-- DATA SHOWN start --

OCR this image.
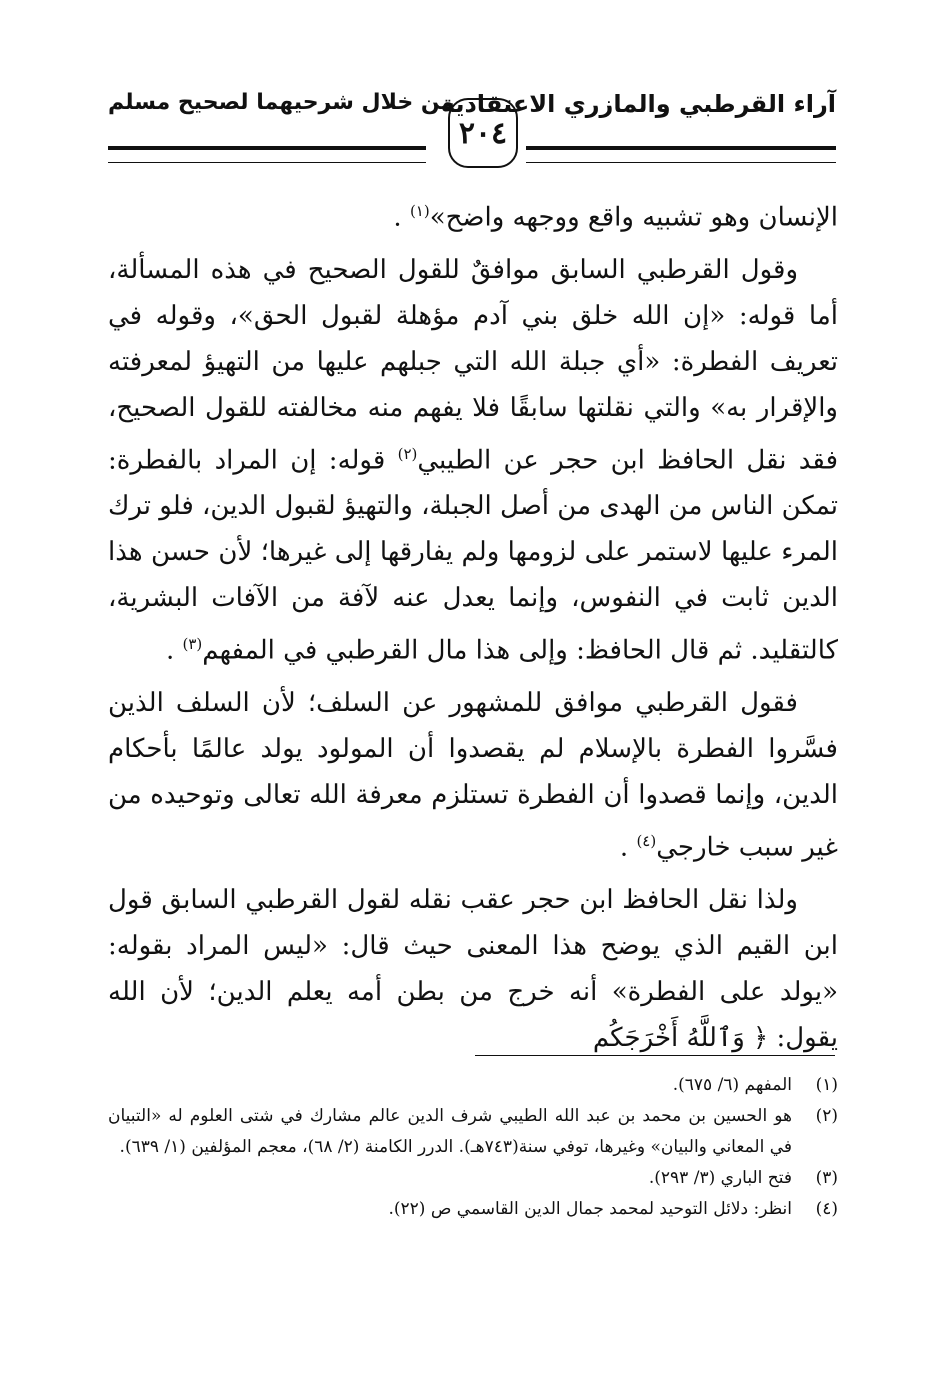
آراء القرطبي والمازري الاعتقادية
من خلال شرحيهما لصحيح مسلم
٢٠٤

الإنسان وهو تشبيه واقع ووجهه واضح»$^{(١)}$ .

وقول القرطبي السابق موافقٌ للقول الصحيح في هذه المسألة، أما قوله: «إن الله خلق بني آدم مؤهلة لقبول الحق»، وقوله في تعريف الفطرة: «أي جبلة الله التي جبلهم عليها من التهيؤ لمعرفته والإقرار به» والتي نقلتها سابقًا فلا يفهم منه مخالفته للقول الصحيح، فقد نقل الحافظ ابن حجر عن الطيبي$^{(٢)}$ قوله: إن المراد بالفطرة: تمكن الناس من الهدى من أصل الجبلة، والتهيؤ لقبول الدين، فلو ترك المرء عليها لاستمر على لزومها ولم يفارقها إلى غيرها؛ لأن حسن هذا الدين ثابت في النفوس، وإنما يعدل عنه لآفة من الآفات البشرية، كالتقليد. ثم قال الحافظ: وإلى هذا مال القرطبي في المفهم$^{(٣)}$ .

فقول القرطبي موافق للمشهور عن السلف؛ لأن السلف الذين فسَّروا الفطرة بالإسلام لم يقصدوا أن المولود يولد عالمًا بأحكام الدين، وإنما قصدوا أن الفطرة تستلزم معرفة الله تعالى وتوحيده من غير سبب خارجي$^{(٤)}$ .

ولذا نقل الحافظ ابن حجر عقب نقله لقول القرطبي السابق قول ابن القيم الذي يوضح هذا المعنى حيث قال: «ليس المراد بقوله: «يولد على الفطرة» أنه خرج من بطن أمه يعلم الدين؛ لأن الله يقول: ﴿ وَٱللَّهُ أَخْرَجَكُم

(١)
المفهم (٦/ ٦٧٥).
(٢)
هو الحسين بن محمد بن عبد الله الطيبي شرف الدين عالم مشارك في شتى العلوم له «التبيان في المعاني والبيان» وغيرها، توفي سنة(٧٤٣هـ). الدرر الكامنة (٢/ ٦٨)، معجم المؤلفين (١/ ٦٣٩).
(٣)
فتح الباري (٣/ ٢٩٣).
(٤)
انظر: دلائل التوحيد لمحمد جمال الدين القاسمي ص (٢٢).
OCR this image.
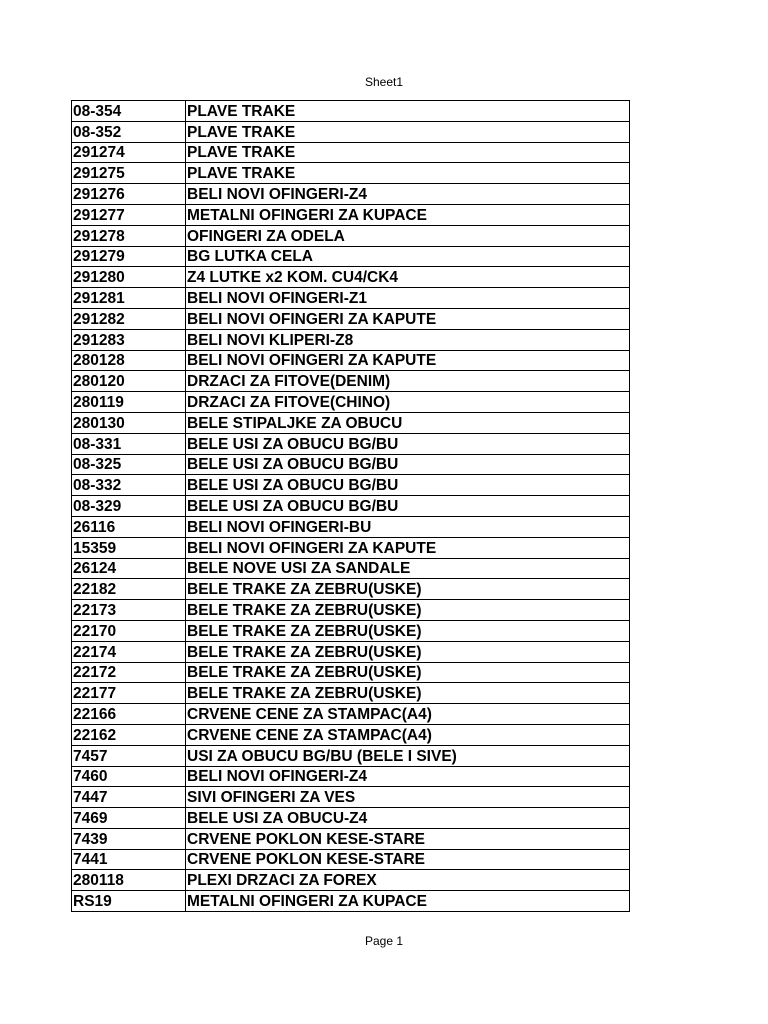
Sheet1
08-354	PLAVE TRAKE
08-352	PLAVE TRAKE
291274	PLAVE TRAKE
291275	PLAVE TRAKE
291276	BELI NOVI OFINGERI-Z4
291277	METALNI OFINGERI ZA KUPACE
291278	OFINGERI ZA ODELA
291279	BG LUTKA CELA
291280	Z4 LUTKE x2 KOM. CU4/CK4
291281	BELI NOVI OFINGERI-Z1
291282	BELI NOVI OFINGERI ZA KAPUTE
291283	BELI NOVI KLIPERI-Z8
280128	BELI NOVI OFINGERI ZA KAPUTE
280120	DRZACI ZA FITOVE(DENIM)
280119	DRZACI ZA FITOVE(CHINO)
280130	BELE STIPALJKE ZA OBUCU
08-331	BELE USI ZA OBUCU BG/BU
08-325	BELE USI ZA OBUCU BG/BU
08-332	BELE USI ZA OBUCU BG/BU
08-329	BELE USI ZA OBUCU BG/BU
26116	BELI NOVI OFINGERI-BU
15359	BELI NOVI OFINGERI ZA KAPUTE
26124	BELE NOVE USI ZA SANDALE
22182	BELE TRAKE ZA ZEBRU(USKE)
22173	BELE TRAKE ZA ZEBRU(USKE)
22170	BELE TRAKE ZA ZEBRU(USKE)
22174	BELE TRAKE ZA ZEBRU(USKE)
22172	BELE TRAKE ZA ZEBRU(USKE)
22177	BELE TRAKE ZA ZEBRU(USKE)
22166	CRVENE CENE ZA STAMPAC(A4)
22162	CRVENE CENE ZA STAMPAC(A4)
7457	USI ZA OBUCU BG/BU (BELE I SIVE)
7460	BELI NOVI OFINGERI-Z4
7447	SIVI OFINGERI ZA VES
7469	BELE USI ZA OBUCU-Z4
7439	CRVENE POKLON KESE-STARE
7441	CRVENE POKLON KESE-STARE
280118	PLEXI DRZACI ZA FOREX
RS19	METALNI OFINGERI ZA KUPACE
Page 1
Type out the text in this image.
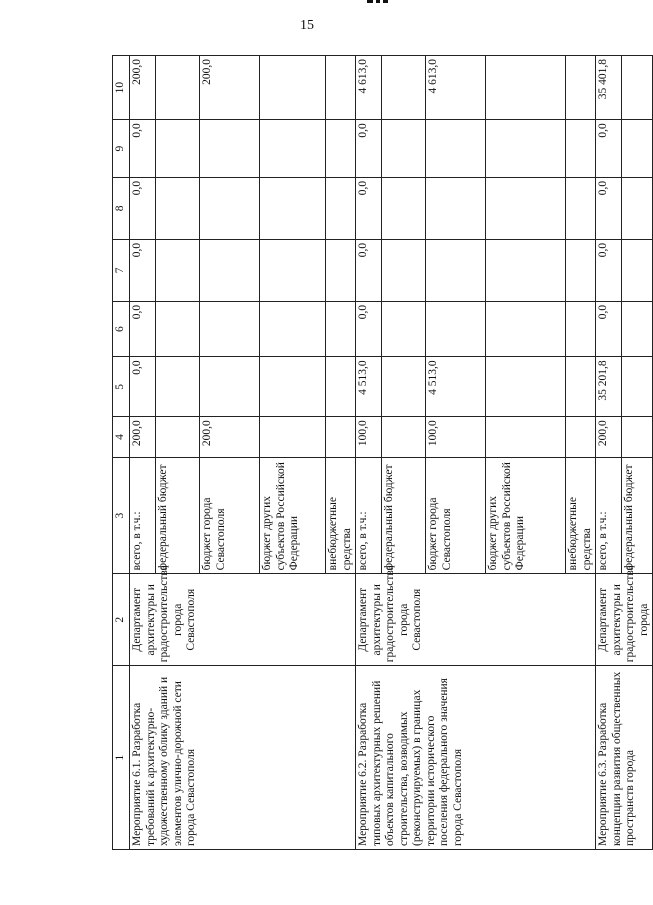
15
1	2	3	4	5	6	7	8	9	10
Мероприятие 6.1. Разработка требований к архитектурно-художественному облику зданий и элементов улично-дорожной сети города Севастополя	Департамент архитектуры и градостроительства города Севастополя	всего, в т.ч.:	200,0	0,0	0,0	0,0	0,0	0,0	200,0
		федеральный бюджет							
		бюджет города Севастополя	200,0						200,0
		бюджет других субъектов Российской Федерации							
		внебюджетные средства							
Мероприятие 6.2. Разработка типовых архитектурных решений объектов капитального строительства, возводимых (реконструируемых) в границах территории исторического поселения федерального значения города Севастополя	Департамент архитектуры и градостроительства города Севастополя	всего, в т.ч.:	100,0	4 513,0	0,0	0,0	0,0	0,0	4 613,0
		федеральный бюджет							
		бюджет города Севастополя	100,0	4 513,0					4 613,0
		бюджет других субъектов Российской Федерации							
		внебюджетные средства							
Мероприятие 6.3. Разработка концепции развития общественных пространств города	Департамент архитектуры и градостроительства города	всего, в т.ч.:	200,0	35 201,8	0,0	0,0	0,0	0,0	35 401,8
		федеральный бюджет							
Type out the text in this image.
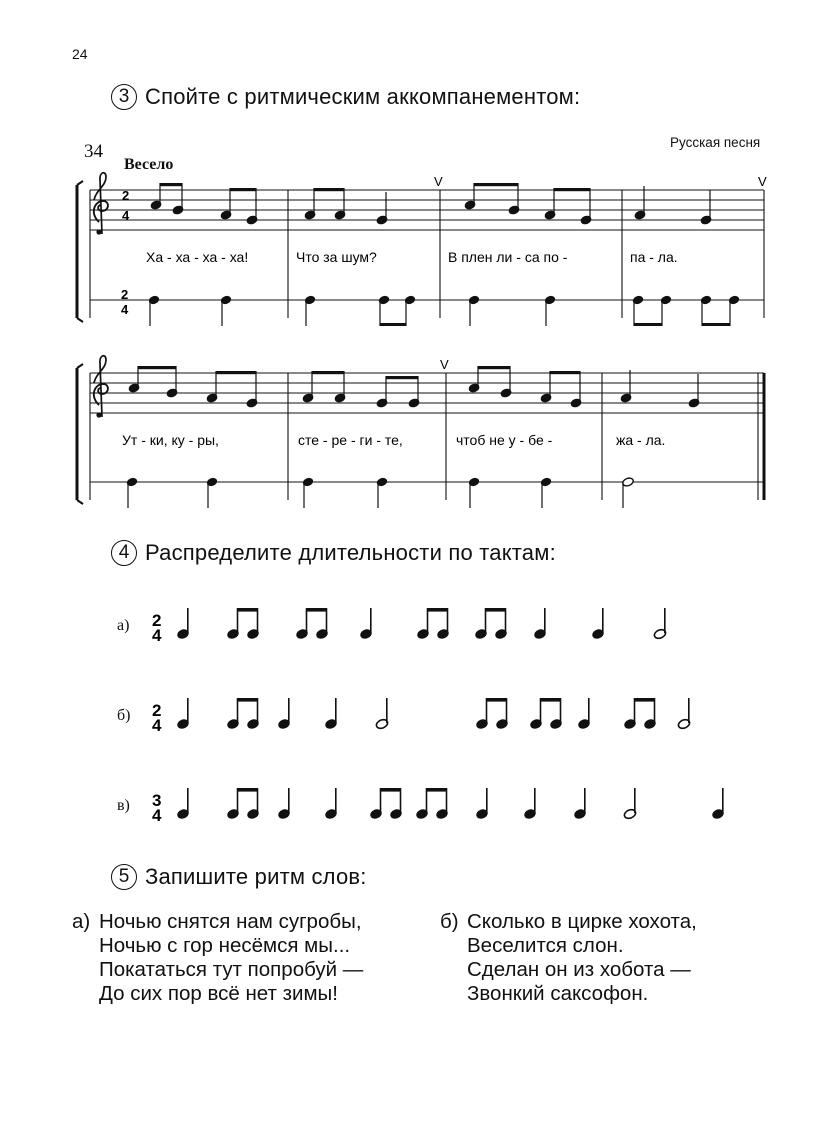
24
3 Спойте с ритмическим аккомпанементом:
34
Весело
Русская песня
2
4
2
4
V	V
Ха - ха - ха - ха!	Что за шум?	В плен ли - са по -	па - ла.
V
Ут - ки, ку - ры,	сте - ре - ги - те,	чтоб не у - бе -	жа - ла.
4 Распределите длительности по тактам:
а)
б)
в)
2
4
2
4
3
4
5 Запишите ритм слов:
а) Ночью снятся нам сугробы,
Ночью с гор несёмся мы...
Покататься тут попробуй —
До сих пор всё нет зимы!
б) Сколько в цирке хохота,
Веселится слон.
Сделан он из хобота —
Звонкий саксофон.
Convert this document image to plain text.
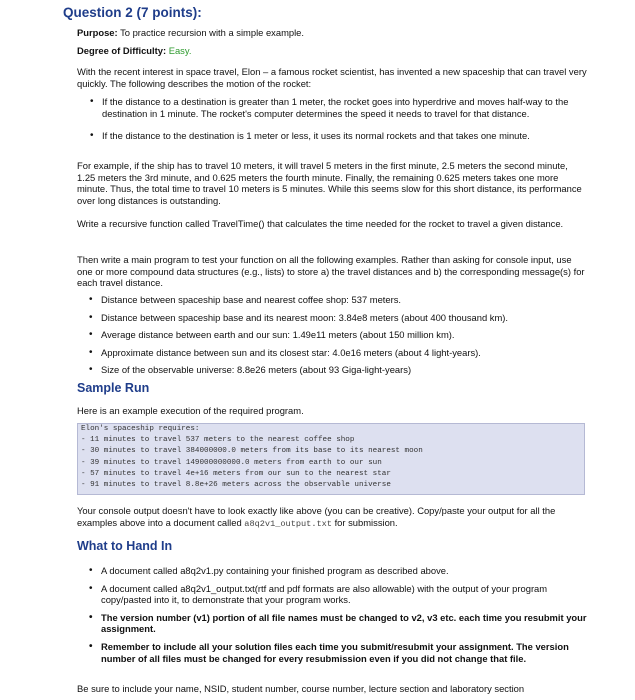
Question 2 (7 points):
Purpose: To practice recursion with a simple example.
Degree of Difficulty: Easy.
With the recent interest in space travel, Elon – a famous rocket scientist, has invented a new spaceship that can travel very quickly. The following describes the motion of the rocket:
• If the distance to a destination is greater than 1 meter, the rocket goes into hyperdrive and moves half-way to the destination in 1 minute. The rocket's computer determines the speed it needs to travel for that distance.
• If the distance to the destination is 1 meter or less, it uses its normal rockets and that takes one minute.
For example, if the ship has to travel 10 meters, it will travel 5 meters in the first minute, 2.5 meters the second minute, 1.25 meters the 3rd minute, and 0.625 meters the fourth minute. Finally, the remaining 0.625 meters takes one more minute. Thus, the total time to travel 10 meters is 5 minutes. While this seems slow for this short distance, its performance over long distances is outstanding.
Write a recursive function called TravelTime() that calculates the time needed for the rocket to travel a given distance.
Then write a main program to test your function on all the following examples. Rather than asking for console input, use one or more compound data structures (e.g., lists) to store a) the travel distances and b) the corresponding message(s) for each travel distance.
• Distance between spaceship base and nearest coffee shop: 537 meters.
• Distance between spaceship base and its nearest moon: 3.84e8 meters (about 400 thousand km).
• Average distance between earth and our sun: 1.49e11 meters (about 150 million km).
• Approximate distance between sun and its closest star: 4.0e16 meters (about 4 light-years).
• Size of the observable universe: 8.8e26 meters (about 93 Giga-light-years)
Sample Run
Here is an example execution of the required program.
Elon's spaceship requires:
- 11 minutes to travel 537 meters to the nearest coffee shop
- 30 minutes to travel 384000000.0 meters from its base to its nearest moon
- 39 minutes to travel 149000000000.0 meters from earth to our sun
- 57 minutes to travel 4e+16 meters from our sun to the nearest star
- 91 minutes to travel 8.8e+26 meters across the observable universe
Your console output doesn't have to look exactly like above (you can be creative). Copy/paste your output for all the examples above into a document called a8q2v1_output.txt for submission.
What to Hand In
• A document called a8q2v1.py containing your finished program as described above.
• A document called a8q2v1_output.txt(rtf and pdf formats are also allowable) with the output of your program copy/pasted into it, to demonstrate that your program works.
• The version number (v1) portion of all file names must be changed to v2, v3 etc. each time you resubmit your assignment.
• Remember to include all your solution files each time you submit/resubmit your assignment. The version number of all files must be changed for every resubmission even if you did not change that file.
Be sure to include your name, NSID, student number, course number, lecture section and laboratory section
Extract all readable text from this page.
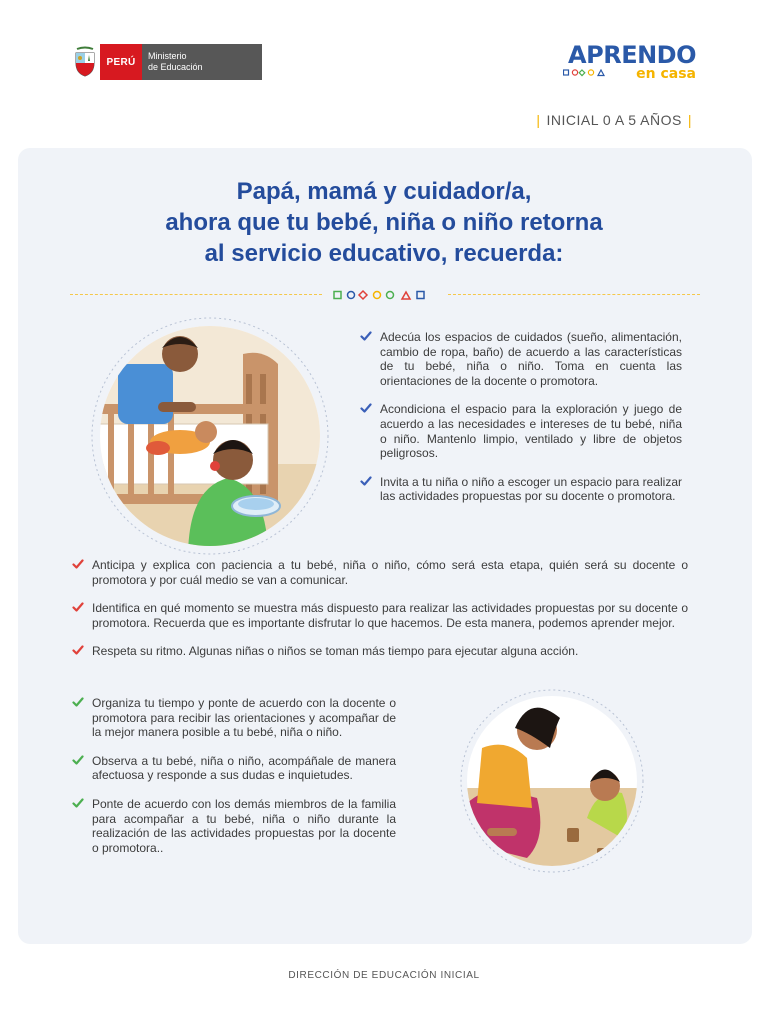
PERÚ
Ministerio
de Educación	APRENDO
en casa
| INICIAL 0 A 5 AÑOS |
Papá, mamá y cuidador/a,
ahora que tu bebé, niña o niño retorna
al servicio educativo, recuerda:
Adecúa los espacios de cuidados (sueño, alimentación, cambio de ropa, baño) de acuerdo a las características de tu bebé, niña o niño. Toma en cuenta las orientaciones de la docente o promotora.
Acondiciona el espacio para la exploración y juego de acuerdo a las necesidades e intereses de tu bebé, niña o niño. Mantenlo limpio, ventilado y libre de objetos peligrosos.
Invita a tu niña o niño a escoger un espacio para realizar las actividades propuestas por su docente o promotora.
Anticipa y explica con paciencia a tu bebé, niña o niño, cómo será esta etapa, quién será su docente o promotora y por cuál medio se van a comunicar.
Identifica en qué momento se muestra más dispuesto para realizar las actividades propuestas por su docente o promotora. Recuerda que es importante disfrutar lo que hacemos. De esta manera, podemos aprender mejor.
Respeta su ritmo. Algunas niñas o niños se toman más tiempo para ejecutar alguna acción.
Organiza tu tiempo y ponte de acuerdo con la docente o promotora para recibir las orientaciones y acompañar de la mejor manera posible a tu bebé, niña o niño.
Observa a tu bebé, niña o niño, acompáñale de manera afectuosa y responde a sus dudas e inquietudes.
Ponte de acuerdo con los demás miembros de la familia para acompañar a tu bebé, niña o niño durante la realización de las actividades propuestas por la docente o promotora..
DIRECCIÓN DE EDUCACIÓN INICIAL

-- DATA SHOWN end --

● **TASK TO CARRY OUT**: Find the word "base" in the data and show each line that holds it.

● **OUTPUT OF THE TASK**:
• Distance between spaceship base and nearest coffee shop: 537 meters.
• Distance between spaceship base and its nearest moon: 3.84e8 meters (about 400 thousand km).
- 30 minutes to travel 384000000.0 meters from its base to its nearest moon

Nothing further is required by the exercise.